— start —

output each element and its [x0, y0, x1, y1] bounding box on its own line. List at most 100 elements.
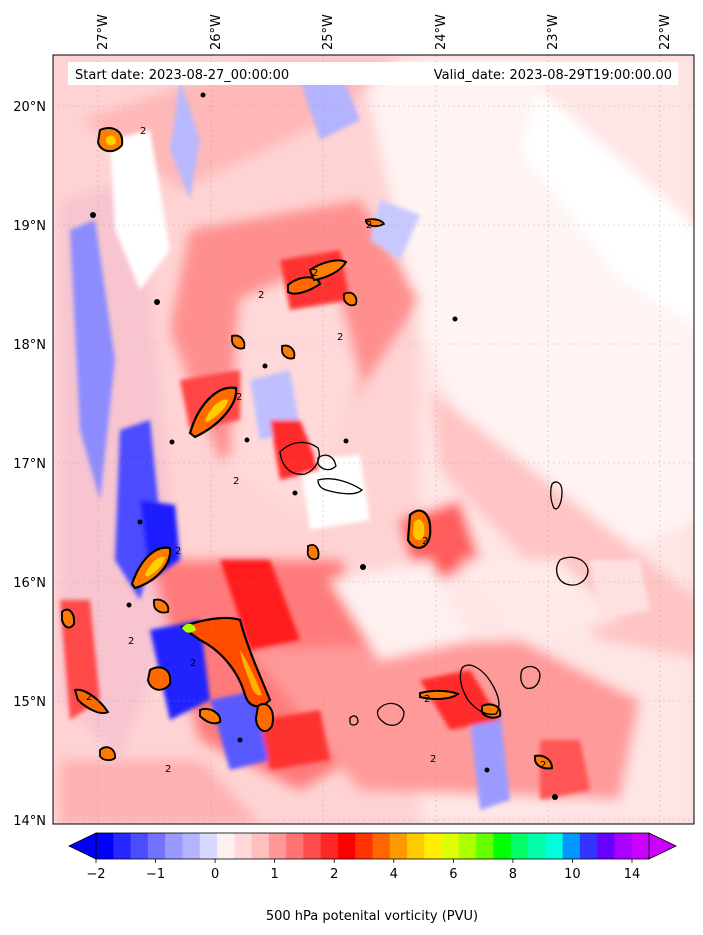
- island-boa-vista: [555, 556, 589, 586]
- colorbar-cell: [476, 833, 495, 859]
- colorbar-ticks: −2 −1 0 1 2 4 6 8 10 14: [86, 859, 640, 882]
- colorbar-tick-label: −2: [86, 867, 105, 882]
- map-frame: [52, 54, 695, 825]
- colorbar-frame: [95, 832, 650, 860]
- contour-label: 2: [128, 636, 134, 647]
- island-santo-antao: [279, 441, 320, 475]
- island-sao-nicolau: [317, 478, 364, 495]
- contour-label: 2: [540, 760, 546, 771]
- contour-label: 2: [140, 126, 146, 137]
- colorbar-cell: [199, 833, 218, 859]
- info-box: [68, 62, 678, 85]
- lat-label-19n: 19°N: [13, 219, 46, 234]
- contour-label: 2: [165, 764, 171, 775]
- colorbar-cells: [96, 833, 650, 859]
- lat-label-14n: 14°N: [13, 814, 46, 829]
- colorbar-cell: [320, 833, 339, 859]
- colorbar-cell: [545, 833, 564, 859]
- colorbar-title: 500 hPa potenital vorticity (PVU): [266, 909, 478, 924]
- colorbar-cell: [268, 833, 287, 859]
- lon-label-22w: 22°W: [658, 14, 673, 50]
- contour-labels: 2 2 2 2 2 2 2 2 2 2 2 2 2 2 2 2: [86, 126, 546, 775]
- lat-label-15n: 15°N: [13, 695, 46, 710]
- contour-label: 2: [422, 536, 428, 547]
- lon-label-23w: 23°W: [546, 14, 561, 50]
- colorbar-cell: [458, 833, 477, 859]
- colorbar-tick-label: 8: [509, 867, 517, 882]
- colorbar-cell: [424, 833, 443, 859]
- lat-label-18n: 18°N: [13, 338, 46, 353]
- colorbar-cell: [493, 833, 512, 859]
- colorbar-max-arrow: [648, 832, 677, 860]
- lat-ticks: 20°N 19°N 18°N 17°N 16°N 15°N 14°N: [13, 100, 46, 829]
- island-fogo: [376, 702, 405, 726]
- pv-high-blobs: [61, 127, 554, 770]
- contour-label: 2: [175, 546, 181, 557]
- colorbar-cell: [597, 833, 616, 859]
- colorbar: −2 −1 0 1 2 4 6 8 10 14 500 hPa potenital vortici…: [68, 832, 677, 924]
- colorbar-cell: [562, 833, 581, 859]
- contour-label: 2: [424, 694, 430, 705]
- island-coastlines: [279, 441, 589, 726]
- colorbar-cell: [355, 833, 374, 859]
- colorbar-cell: [286, 833, 304, 859]
- colorbar-min-arrow: [68, 832, 97, 860]
- contour-label: 2: [337, 332, 343, 343]
- contour-label: 2: [258, 290, 264, 301]
- colorbar-cell: [130, 833, 149, 859]
- lat-label-20n: 20°N: [13, 100, 46, 115]
- lon-ticks: 27°W 26°W 25°W 24°W 23°W 22°W: [96, 14, 673, 50]
- island-brava: [349, 715, 359, 726]
- colorbar-tick-label: 14: [624, 867, 641, 882]
- valid-date-label: Valid_date: 2023-08-29T19:00:00.00: [434, 68, 672, 83]
- island-maio: [520, 665, 541, 690]
- contour-label: 2: [233, 476, 239, 487]
- contour-label: 2: [312, 268, 318, 279]
- colorbar-cell: [510, 833, 529, 859]
- colorbar-cell: [251, 833, 270, 859]
- colorbar-cell: [631, 833, 650, 859]
- colorbar-cell: [147, 833, 166, 859]
- colorbar-cell: [614, 833, 633, 859]
- start-date-label: Start date: 2023-08-27_00:00:00: [75, 68, 289, 83]
- contour-label: 2: [236, 392, 242, 403]
- island-sao-vicente: [317, 454, 337, 471]
- colorbar-cell: [337, 833, 356, 859]
- lat-label-16n: 16°N: [13, 576, 46, 591]
- contour-label: 2: [86, 692, 92, 703]
- colorbar-cell: [303, 833, 322, 859]
- colorbar-cell: [528, 833, 546, 859]
- contour-label: 2: [366, 220, 372, 231]
- island-sal: [550, 481, 563, 510]
- colorbar-cell: [389, 833, 408, 859]
- colorbar-tick-label: 4: [390, 867, 398, 882]
- pv-map[interactable]: 2 2 2 2 2 2 2 2 2 2 2 2 2 2 2 2 Start da…: [53, 55, 700, 824]
- colorbar-tick-label: 1: [271, 867, 279, 882]
- colorbar-cell: [234, 833, 253, 859]
- colorbar-cell: [372, 833, 391, 859]
- gridlines: [53, 55, 694, 824]
- contour-label: 2: [190, 658, 196, 669]
- colorbar-cell: [407, 833, 425, 859]
- colorbar-tick-label: 10: [564, 867, 581, 882]
- colorbar-cell: [165, 833, 184, 859]
- contour-label: 2: [430, 754, 436, 765]
- colorbar-tick-label: 2: [330, 867, 338, 882]
- colorbar-cell: [113, 833, 132, 859]
- colorbar-cell: [182, 833, 201, 859]
- island-santiago: [459, 664, 500, 716]
- colorbar-cell: [96, 833, 114, 859]
- lon-label-27w: 27°W: [96, 14, 111, 50]
- colorbar-tick-label: −1: [146, 867, 165, 882]
- colorbar-cell: [579, 833, 598, 859]
- lat-label-17n: 17°N: [13, 457, 46, 472]
- colorbar-tick-label: 6: [449, 867, 457, 882]
- lon-label-24w: 24°W: [434, 14, 449, 50]
- lon-label-25w: 25°W: [321, 14, 336, 50]
- colorbar-cell: [441, 833, 460, 859]
- colorbar-tick-label: 0: [211, 867, 219, 882]
- colorbar-cell: [216, 833, 235, 859]
- lon-label-26w: 26°W: [209, 14, 224, 50]
- pv-small-cells: [90, 92, 558, 800]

— end —

Prompt:
Copy every row above word for word, leaving out the pictures.

Solution to this exercise:
output each element and its [x0, y0, x1, y1] bounding box on its own line. List at most 100 elements.
- island-boa-vista: [555, 556, 589, 586]
- colorbar-cell: [476, 833, 495, 859]
- colorbar-ticks: −2 −1 0 1 2 4 6 8 10 14: [86, 859, 640, 882]
- colorbar-tick-label: −2: [86, 867, 105, 882]
- map-frame: [52, 54, 695, 825]
- colorbar-frame: [95, 832, 650, 860]
- contour-label: 2: [128, 636, 134, 647]
- island-santo-antao: [279, 441, 320, 475]
- island-sao-nicolau: [317, 478, 364, 495]
- contour-label: 2: [540, 760, 546, 771]
- contour-label: 2: [140, 126, 146, 137]
- colorbar-cell: [199, 833, 218, 859]
- info-box: [68, 62, 678, 85]
- lat-label-19n: 19°N: [13, 219, 46, 234]
- contour-label: 2: [165, 764, 171, 775]
- colorbar-cells: [96, 833, 650, 859]
- lat-label-14n: 14°N: [13, 814, 46, 829]
- colorbar-cell: [320, 833, 339, 859]
- colorbar-cell: [545, 833, 564, 859]
- colorbar-title: 500 hPa potenital vorticity (PVU): [266, 909, 478, 924]
- colorbar-cell: [268, 833, 287, 859]
- lon-label-22w: 22°W: [658, 14, 673, 50]
- contour-labels: 2 2 2 2 2 2 2 2 2 2 2 2 2 2 2 2: [86, 126, 546, 775]
- lat-label-15n: 15°N: [13, 695, 46, 710]
- contour-label: 2: [422, 536, 428, 547]
- lon-label-23w: 23°W: [546, 14, 561, 50]
- colorbar-cell: [458, 833, 477, 859]
- colorbar-tick-label: 8: [509, 867, 517, 882]
- colorbar-cell: [424, 833, 443, 859]
- lat-label-18n: 18°N: [13, 338, 46, 353]
- colorbar-cell: [493, 833, 512, 859]
- colorbar-max-arrow: [648, 832, 677, 860]
- lat-ticks: 20°N 19°N 18°N 17°N 16°N 15°N 14°N: [13, 100, 46, 829]
- island-fogo: [376, 702, 405, 726]
- pv-high-blobs: [61, 127, 554, 770]
- contour-label: 2: [175, 546, 181, 557]
- colorbar-cell: [597, 833, 616, 859]
- colorbar: −2 −1 0 1 2 4 6 8 10 14 500 hPa potenital vortici…: [68, 832, 677, 924]
- colorbar-cell: [562, 833, 581, 859]
- contour-label: 2: [424, 694, 430, 705]
- island-coastlines: [279, 441, 589, 726]
- colorbar-cell: [355, 833, 374, 859]
- colorbar-cell: [286, 833, 304, 859]
- colorbar-min-arrow: [68, 832, 97, 860]
- contour-label: 2: [337, 332, 343, 343]
- contour-label: 2: [258, 290, 264, 301]
- colorbar-cell: [130, 833, 149, 859]
- lat-label-20n: 20°N: [13, 100, 46, 115]
- lon-ticks: 27°W 26°W 25°W 24°W 23°W 22°W: [96, 14, 673, 50]
- island-brava: [349, 715, 359, 726]
- colorbar-tick-label: 14: [624, 867, 641, 882]
- valid-date-label: Valid_date: 2023-08-29T19:00:00.00: [434, 68, 672, 83]
- island-maio: [520, 665, 541, 690]
- contour-label: 2: [233, 476, 239, 487]
- contour-label: 2: [312, 268, 318, 279]
- colorbar-cell: [510, 833, 529, 859]
- colorbar-cell: [251, 833, 270, 859]
- colorbar-cell: [631, 833, 650, 859]
- colorbar-cell: [147, 833, 166, 859]
- colorbar-cell: [614, 833, 633, 859]
- start-date-label: Start date: 2023-08-27_00:00:00: [75, 68, 289, 83]
- contour-label: 2: [236, 392, 242, 403]
- island-sao-vicente: [317, 454, 337, 471]
- colorbar-cell: [337, 833, 356, 859]
- lat-label-16n: 16°N: [13, 576, 46, 591]
- contour-label: 2: [86, 692, 92, 703]
- colorbar-cell: [303, 833, 322, 859]
- colorbar-cell: [528, 833, 546, 859]
- contour-label: 2: [366, 220, 372, 231]
- island-sal: [550, 481, 563, 510]
- colorbar-cell: [389, 833, 408, 859]
- colorbar-tick-label: 4: [390, 867, 398, 882]
- pv-map[interactable]: 2 2 2 2 2 2 2 2 2 2 2 2 2 2 2 2 Start da…: [53, 55, 700, 824]
- colorbar-tick-label: 1: [271, 867, 279, 882]
- colorbar-cell: [234, 833, 253, 859]
- colorbar-cell: [372, 833, 391, 859]
- gridlines: [53, 55, 694, 824]
- contour-label: 2: [190, 658, 196, 669]
- colorbar-cell: [407, 833, 425, 859]
- colorbar-tick-label: 10: [564, 867, 581, 882]
- colorbar-cell: [165, 833, 184, 859]
- contour-label: 2: [430, 754, 436, 765]
- colorbar-tick-label: 2: [330, 867, 338, 882]
- colorbar-cell: [113, 833, 132, 859]
- colorbar-cell: [182, 833, 201, 859]
- island-santiago: [459, 664, 500, 716]
- colorbar-cell: [96, 833, 114, 859]
- lon-label-27w: 27°W: [96, 14, 111, 50]
- colorbar-tick-label: −1: [146, 867, 165, 882]
- colorbar-cell: [579, 833, 598, 859]
- lat-label-17n: 17°N: [13, 457, 46, 472]
- colorbar-tick-label: 6: [449, 867, 457, 882]
- lon-label-24w: 24°W: [434, 14, 449, 50]
- lon-label-25w: 25°W: [321, 14, 336, 50]
- colorbar-cell: [441, 833, 460, 859]
- colorbar-tick-label: 0: [211, 867, 219, 882]
- colorbar-cell: [216, 833, 235, 859]
- lon-label-26w: 26°W: [209, 14, 224, 50]
- pv-small-cells: [90, 92, 558, 800]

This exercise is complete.